**Exercise input:**
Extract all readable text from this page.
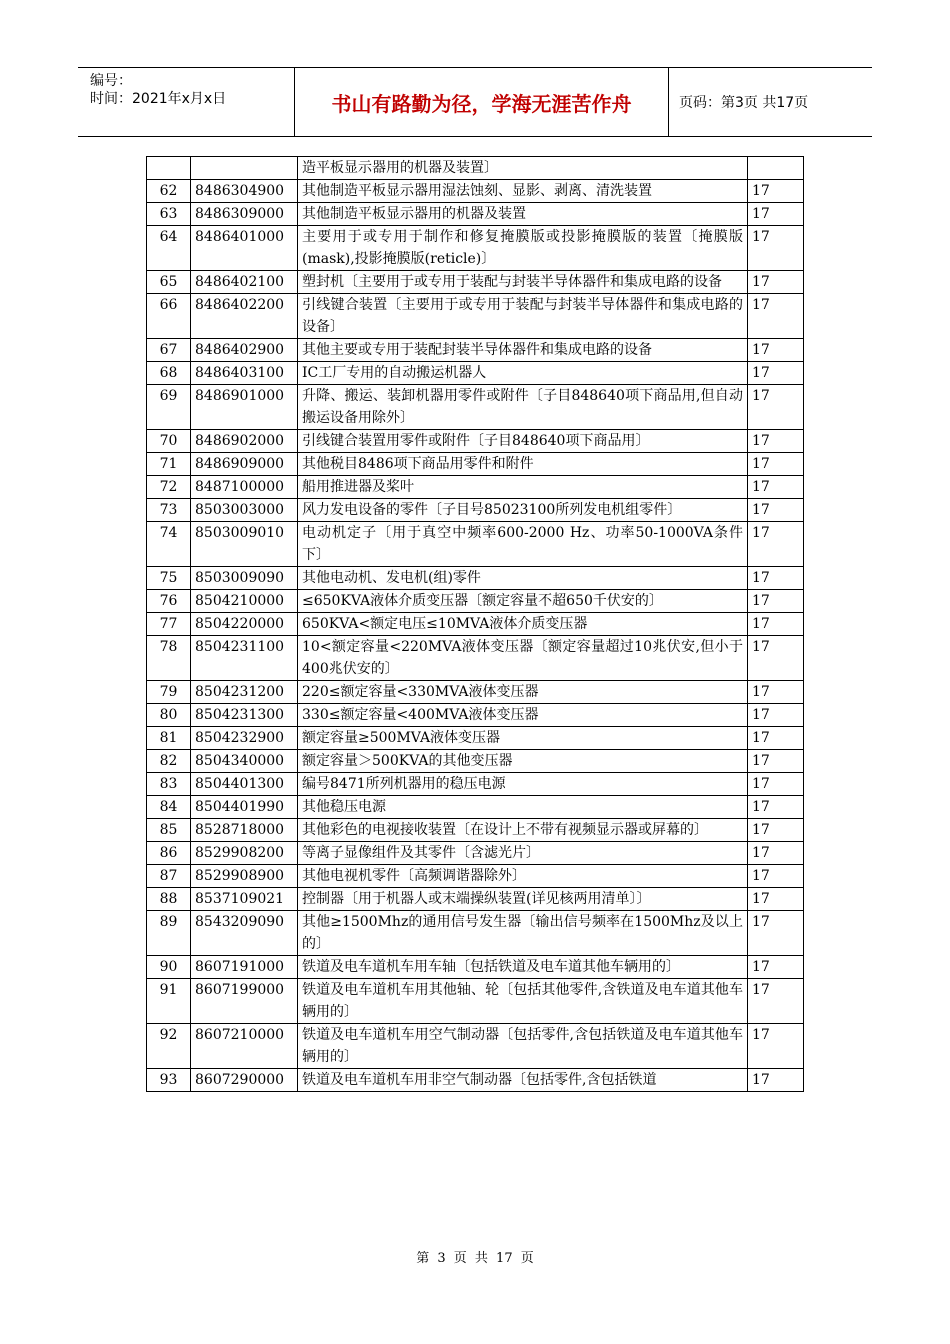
编号：
时间：2021年x月x日	书山有路勤为径，学海无涯苦作舟	页码：第3页 共17页
		造平板显示器用的机器及装置〕	
62	8486304900	其他制造平板显示器用湿法蚀刻、显影、剥离、清洗装置	17
63	8486309000	其他制造平板显示器用的机器及装置	17
64	8486401000	主要用于或专用于制作和修复掩膜版或投影掩膜版的装置〔掩膜版(mask),投影掩膜版(reticle)〕	17
65	8486402100	塑封机〔主要用于或专用于装配与封装半导体器件和集成电路的设备	17
66	8486402200	引线键合装置〔主要用于或专用于装配与封装半导体器件和集成电路的设备〕	17
67	8486402900	其他主要或专用于装配封装半导体器件和集成电路的设备	17
68	8486403100	IC工厂专用的自动搬运机器人	17
69	8486901000	升降、搬运、装卸机器用零件或附件〔子目848640项下商品用,但自动搬运设备用除外〕	17
70	8486902000	引线键合装置用零件或附件〔子目848640项下商品用〕	17
71	8486909000	其他税目8486项下商品用零件和附件	17
72	8487100000	船用推进器及桨叶	17
73	8503003000	风力发电设备的零件〔子目号85023100所列发电机组零件〕	17
74	8503009010	电动机定子〔用于真空中频率600-2000 Hz、功率50-1000VA条件下〕	17
75	8503009090	其他电动机、发电机(组)零件	17
76	8504210000	≤650KVA液体介质变压器〔额定容量不超650千伏安的〕	17
77	8504220000	650KVA<额定电压≤10MVA液体介质变压器	17
78	8504231100	10<额定容量<220MVA液体变压器〔额定容量超过10兆伏安,但小于400兆伏安的〕	17
79	8504231200	220≤额定容量<330MVA液体变压器	17
80	8504231300	330≤额定容量<400MVA液体变压器	17
81	8504232900	额定容量≥500MVA液体变压器	17
82	8504340000	额定容量＞500KVA的其他变压器	17
83	8504401300	编号8471所列机器用的稳压电源	17
84	8504401990	其他稳压电源	17
85	8528718000	其他彩色的电视接收装置〔在设计上不带有视频显示器或屏幕的〕	17
86	8529908200	等离子显像组件及其零件〔含滤光片〕	17
87	8529908900	其他电视机零件〔高频调谐器除外〕	17
88	8537109021	控制器〔用于机器人或末端操纵装置(详见核两用清单〕〕	17
89	8543209090	其他≥1500Mhz的通用信号发生器〔输出信号频率在1500Mhz及以上的〕	17
90	8607191000	铁道及电车道机车用车轴〔包括铁道及电车道其他车辆用的〕	17
91	8607199000	铁道及电车道机车用其他轴、轮〔包括其他零件,含铁道及电车道其他车辆用的〕	17
92	8607210000	铁道及电车道机车用空气制动器〔包括零件,含包括铁道及电车道其他车辆用的〕	17
93	8607290000	铁道及电车道机车用非空气制动器〔包括零件,含包括铁道	17
第 3 页 共 17 页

**To be done:** Only a number is wanted: how many lines of the data above contain "包括零件"?

**Problem solution:** 2